Stated goal - Copy the lines of the entries below verbatim, starting at the line with "brush-preset[interactable]: 星 [689, 471, 816, 495]" and continuing up to and including the line with "zoom-in-icon[interactable] [91, 540, 100, 549]".

[Element location data]
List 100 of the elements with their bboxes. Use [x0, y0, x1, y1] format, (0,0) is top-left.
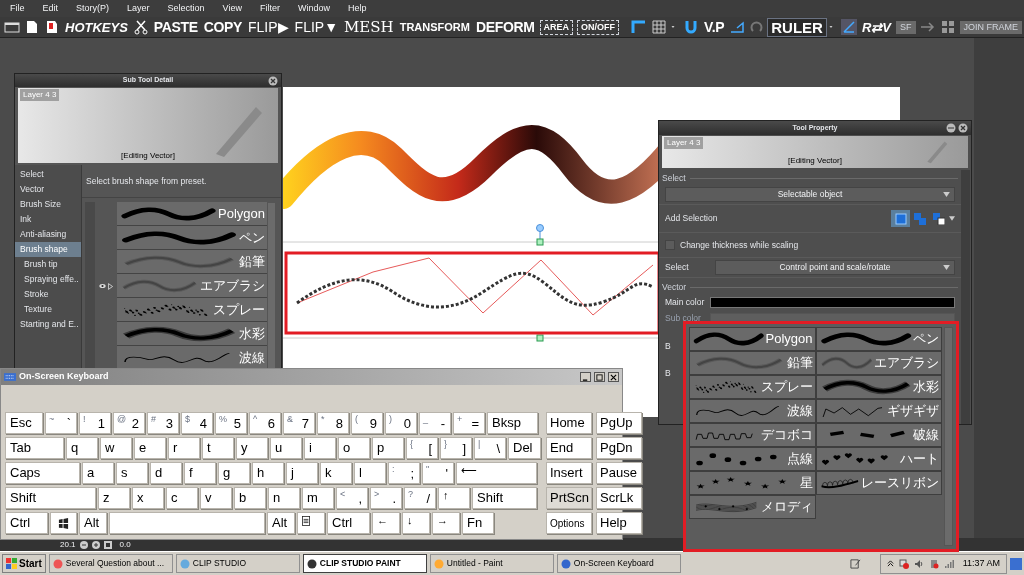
brush-preset[interactable]: 星 [689, 471, 816, 495]
checkbox[interactable] [665, 240, 675, 250]
keyboard-key[interactable]: Home [546, 412, 592, 434]
notes-icon[interactable] [849, 558, 861, 569]
keyboard-key[interactable] [297, 512, 325, 534]
keyboard-key[interactable]: % 5 [215, 412, 247, 434]
keyboard-key[interactable]: | \ [474, 437, 506, 459]
taskbar-item[interactable]: On-Screen Keyboard [556, 554, 681, 573]
brush-preset[interactable]: ペン [815, 327, 942, 351]
close-button[interactable] [608, 372, 619, 382]
keyboard-key[interactable]: ~ ` [45, 412, 77, 434]
category-item[interactable]: Texture [15, 302, 81, 317]
triangle-icon[interactable] [108, 282, 113, 290]
keyboard-key[interactable]: Options [546, 512, 592, 534]
keyboard-key[interactable]: Fn [462, 512, 494, 534]
close-icon[interactable] [958, 123, 968, 133]
brush-preset[interactable]: Polygon [117, 202, 267, 226]
keyboard-key[interactable]: { [ [406, 437, 438, 459]
toolbar-button[interactable]: FLIP▶ [245, 20, 292, 34]
keyboard-key[interactable]: Caps [5, 462, 80, 484]
ruler-icon[interactable] [840, 19, 857, 35]
brush-preset[interactable]: レースリボン [815, 471, 942, 495]
brush-preset[interactable]: デコボコ [689, 423, 816, 447]
keyboard-key[interactable]: Ctrl [327, 512, 370, 534]
eye-icon[interactable] [99, 283, 106, 289]
image-icon[interactable] [44, 19, 60, 35]
keyboard-key[interactable]: g [218, 462, 250, 484]
zoom-in-icon[interactable] [91, 540, 100, 549]
keyboard-key[interactable]: ⟵ [456, 462, 537, 484]
brush-preset[interactable]: 水彩 [815, 375, 942, 399]
brush-preset[interactable]: スプレー [117, 298, 267, 322]
brush-preset[interactable]: 鉛筆 [117, 250, 267, 274]
category-item[interactable]: Select [15, 167, 81, 182]
menu-item[interactable]: Edit [42, 1, 59, 16]
brush-preset[interactable]: ハート [815, 447, 942, 471]
keyboard-key[interactable]: ( 9 [351, 412, 383, 434]
keyboard-key[interactable]: PgDn [596, 437, 642, 459]
keyboard-key[interactable]: ↓ [402, 512, 430, 534]
keyboard-key[interactable]: d [150, 462, 182, 484]
keyboard-key[interactable]: ^ 6 [249, 412, 281, 434]
keyboard-key[interactable]: u [270, 437, 302, 459]
keyboard-key[interactable]: t [202, 437, 234, 459]
keyboard-key[interactable]: r [168, 437, 200, 459]
keyboard-key[interactable]: + = [453, 412, 485, 434]
toolbar-button[interactable]: HOTKEYS [62, 20, 131, 34]
keyboard-key[interactable]: f [184, 462, 216, 484]
taskbar-item[interactable]: CLIP STUDIO [175, 554, 300, 573]
speaker-icon[interactable] [913, 558, 924, 569]
brush-preset[interactable]: ギザギザ [815, 399, 942, 423]
menu-item[interactable]: Window [297, 1, 330, 16]
category-item[interactable]: Brush tip [15, 257, 81, 272]
keyboard-key[interactable]: Help [596, 512, 642, 534]
scissors-icon[interactable] [132, 19, 149, 35]
keyboard-key[interactable]: # 3 [147, 412, 179, 434]
toolbar-button[interactable]: V.P [701, 20, 728, 34]
maximize-button[interactable] [594, 372, 605, 382]
brush-preset[interactable]: 鉛筆 [689, 351, 816, 375]
keyboard-key[interactable]: & 7 [283, 412, 315, 434]
keyboard-key[interactable]: Bksp [487, 412, 538, 434]
menu-item[interactable]: Filter [259, 1, 280, 16]
keyboard-key[interactable]: h [252, 462, 284, 484]
menu-item[interactable]: Layer [127, 1, 150, 16]
keyboard-key[interactable]: z [98, 487, 130, 509]
keyboard-key[interactable]: _ - [419, 412, 451, 434]
keyboard-key[interactable]: l [354, 462, 386, 484]
network-error-icon[interactable] [898, 558, 909, 569]
keyboard-key[interactable]: s [116, 462, 148, 484]
keyboard-key[interactable]: c [166, 487, 198, 509]
corner-icon[interactable] [631, 19, 648, 35]
brush-preset[interactable]: スプレー [689, 375, 816, 399]
keyboard-key[interactable]: a [82, 462, 114, 484]
toolbar-button[interactable]: TRANSFORM [396, 21, 473, 33]
dropdown[interactable]: Selectable object [665, 187, 955, 202]
keyboard-key[interactable]: k [320, 462, 352, 484]
category-item[interactable]: Vector [15, 182, 81, 197]
keyboard-key[interactable] [50, 512, 77, 534]
keyboard-key[interactable]: Pause [596, 462, 642, 484]
keyboard-key[interactable]: j [286, 462, 318, 484]
keyboard-key[interactable]: ← [372, 512, 400, 534]
show-desktop-button[interactable] [1010, 557, 1022, 570]
brush-preset[interactable]: 破線 [815, 423, 942, 447]
keyboard-key[interactable]: ! 1 [79, 412, 111, 434]
toolbar-button[interactable]: FLIP▼ [291, 20, 341, 34]
window-icon[interactable] [4, 19, 20, 35]
keyboard-key[interactable]: x [132, 487, 164, 509]
keyboard-key[interactable]: * 8 [317, 412, 349, 434]
keyboard-key[interactable]: } ] [440, 437, 472, 459]
keyboard-key[interactable]: Alt [79, 512, 107, 534]
keyboard-key[interactable]: Ctrl [5, 512, 48, 534]
keyboard-key[interactable]: → [432, 512, 460, 534]
menu-item[interactable]: File [10, 1, 25, 16]
keyboard-key[interactable]: ? / [404, 487, 436, 509]
battery-icon[interactable] [928, 558, 939, 569]
keyboard-key[interactable]: Alt [267, 512, 295, 534]
keyboard-key[interactable]: PrtScn [546, 487, 592, 509]
keyboard-key[interactable]: < , [336, 487, 368, 509]
keyboard-key[interactable]: i [304, 437, 336, 459]
toolbar-button[interactable]: ON/OFF [577, 19, 620, 35]
perspective-icon[interactable] [729, 19, 746, 35]
keyboard-key[interactable]: Tab [5, 437, 64, 459]
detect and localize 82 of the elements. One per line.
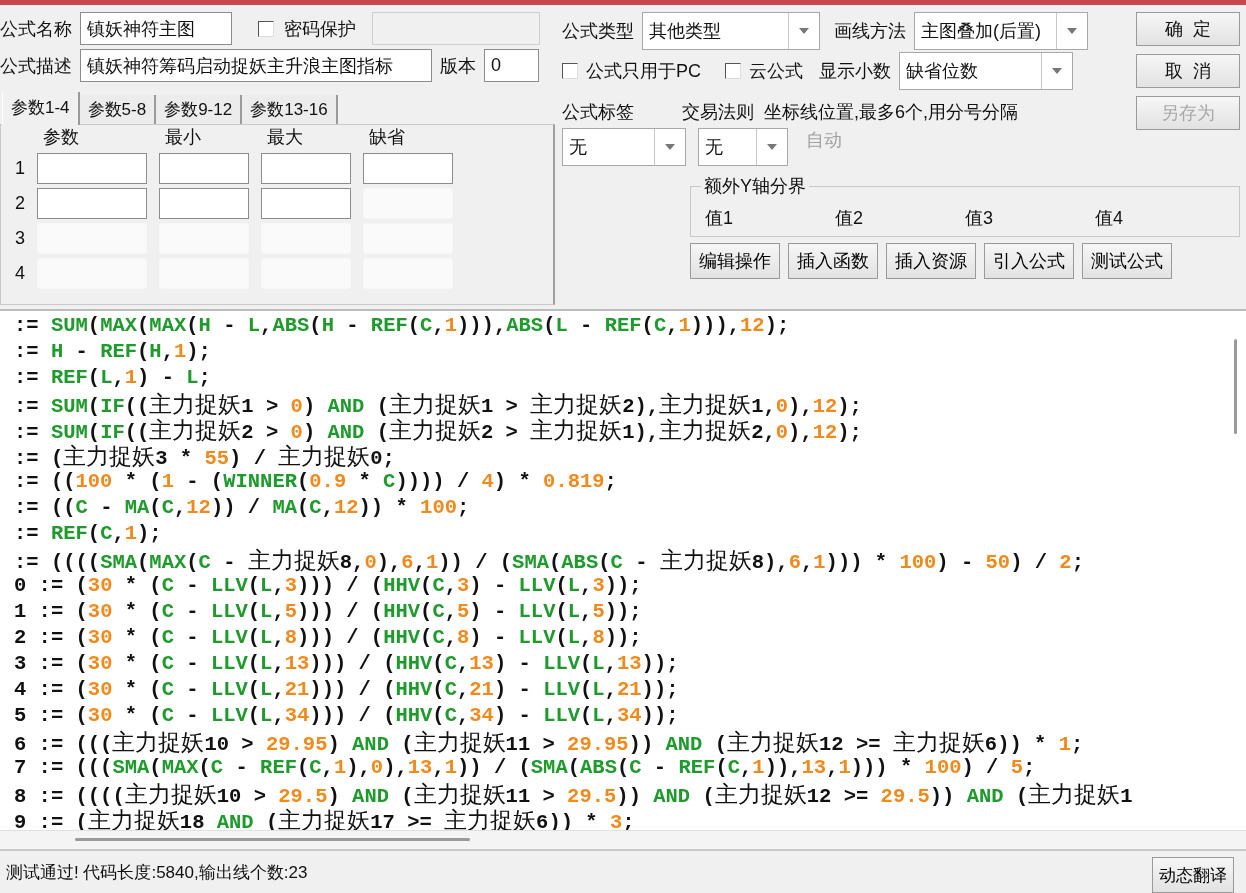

Output below -
brush-preset[interactable]: 星 [689, 471, 816, 495]
checkbox[interactable] [665, 240, 675, 250]
keyboard-key[interactable]: Home [546, 412, 592, 434]
notes-icon[interactable] [849, 558, 861, 569]
keyboard-key[interactable] [297, 512, 325, 534]
keyboard-key[interactable]: % 5 [215, 412, 247, 434]
keyboard-key[interactable]: | \ [474, 437, 506, 459]
taskbar-item[interactable]: On-Screen Keyboard [556, 554, 681, 573]
brush-preset[interactable]: ペン [815, 327, 942, 351]
close-button[interactable] [608, 372, 619, 382]
keyboard-key[interactable]: ~ ` [45, 412, 77, 434]
category-item[interactable]: Texture [15, 302, 81, 317]
triangle-icon[interactable] [108, 282, 113, 290]
keyboard-key[interactable]: Options [546, 512, 592, 534]
keyboard-key[interactable]: Fn [462, 512, 494, 534]
close-icon[interactable] [958, 123, 968, 133]
brush-preset[interactable]: Polygon [117, 202, 267, 226]
keyboard-key[interactable]: { [ [406, 437, 438, 459]
toolbar-button[interactable]: FLIP▶ [245, 20, 292, 34]
keyboard-key[interactable]: Caps [5, 462, 80, 484]
ruler-icon[interactable] [840, 19, 857, 35]
brush-preset[interactable]: レースリボン [815, 471, 942, 495]
brush-preset[interactable]: デコボコ [689, 423, 816, 447]
keyboard-key[interactable]: Ctrl [327, 512, 370, 534]
eye-icon[interactable] [99, 283, 106, 289]
image-icon[interactable] [44, 19, 60, 35]
keyboard-key[interactable]: g [218, 462, 250, 484]
zoom-in-icon[interactable] [91, 540, 100, 549]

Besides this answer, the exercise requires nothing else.